**DESCRIPTION OF THE TASK:** Exclude images, then output the remaining data verbatim.

**MATERIAL FOR THE TASK:**
────────────────

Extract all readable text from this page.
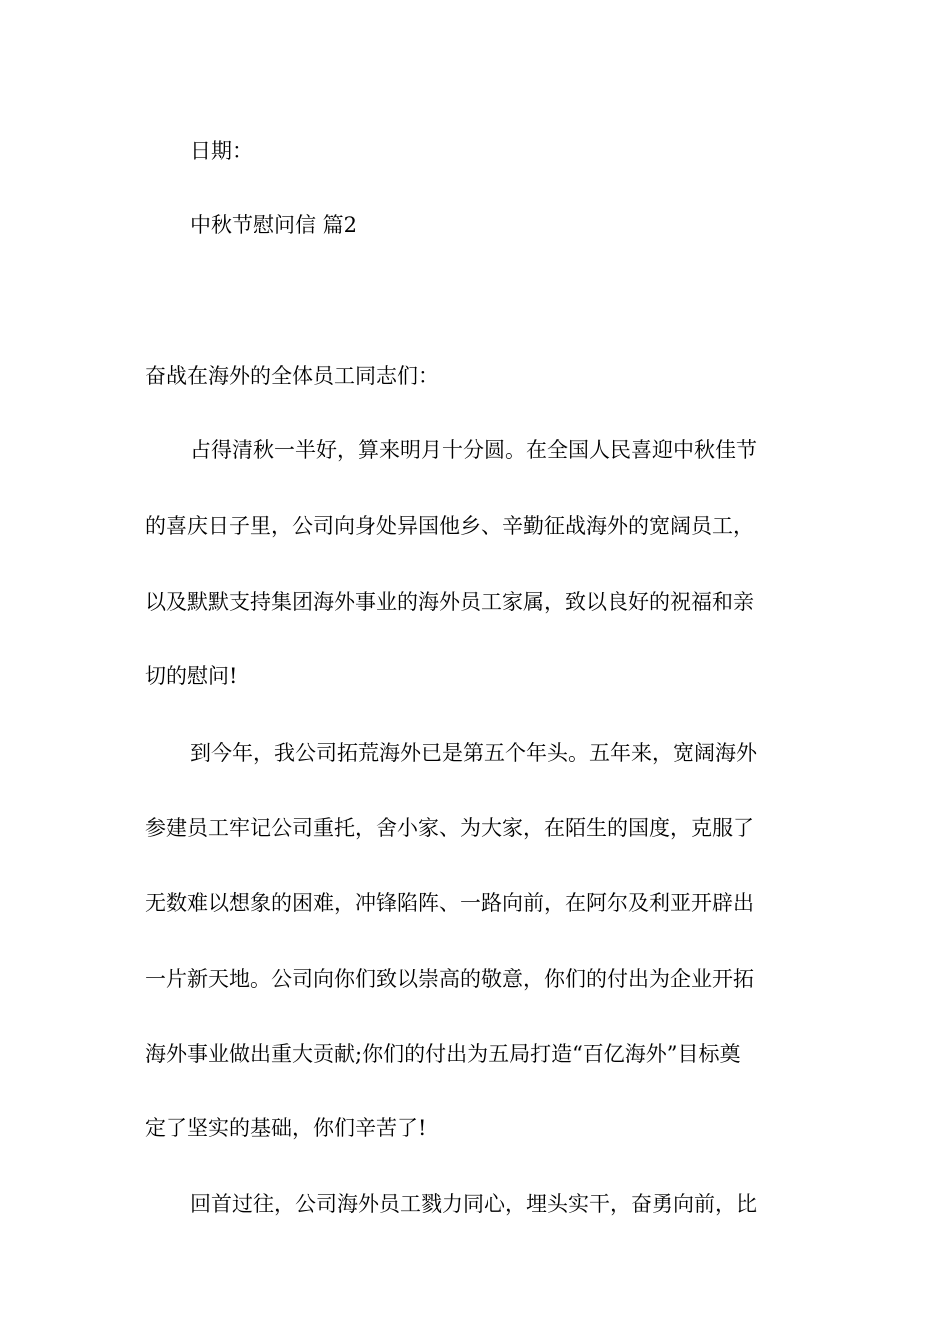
日期：
中秋节慰问信 篇2
奋战在海外的全体员工同志们：
占得清秋一半好，算来明月十分圆。在全国人民喜迎中秋佳节
的喜庆日子里，公司向身处异国他乡、辛勤征战海外的宽阔员工，
以及默默支持集团海外事业的海外员工家属，致以良好的祝福和亲
切的慰问!
到今年，我公司拓荒海外已是第五个年头。五年来，宽阔海外
参建员工牢记公司重托，舍小家、为大家，在陌生的国度，克服了
无数难以想象的困难，冲锋陷阵、一路向前，在阿尔及利亚开辟出
一片新天地。公司向你们致以崇高的敬意，你们的付出为企业开拓
海外事业做出重大贡献;你们的付出为五局打造“百亿海外”目标奠
定了坚实的基础，你们辛苦了!
回首过往，公司海外员工戮力同心，埋头实干，奋勇向前，比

────────────────

**TASK ANSWER:**
Extract all readable text from this page.
日期：
中秋节慰问信 篇2
奋战在海外的全体员工同志们：
占得清秋一半好，算来明月十分圆。在全国人民喜迎中秋佳节
的喜庆日子里，公司向身处异国他乡、辛勤征战海外的宽阔员工，
以及默默支持集团海外事业的海外员工家属，致以良好的祝福和亲
切的慰问!
到今年，我公司拓荒海外已是第五个年头。五年来，宽阔海外
参建员工牢记公司重托，舍小家、为大家，在陌生的国度，克服了
无数难以想象的困难，冲锋陷阵、一路向前，在阿尔及利亚开辟出
一片新天地。公司向你们致以崇高的敬意，你们的付出为企业开拓
海外事业做出重大贡献;你们的付出为五局打造“百亿海外”目标奠
定了坚实的基础，你们辛苦了!
回首过往，公司海外员工戮力同心，埋头实干，奋勇向前，比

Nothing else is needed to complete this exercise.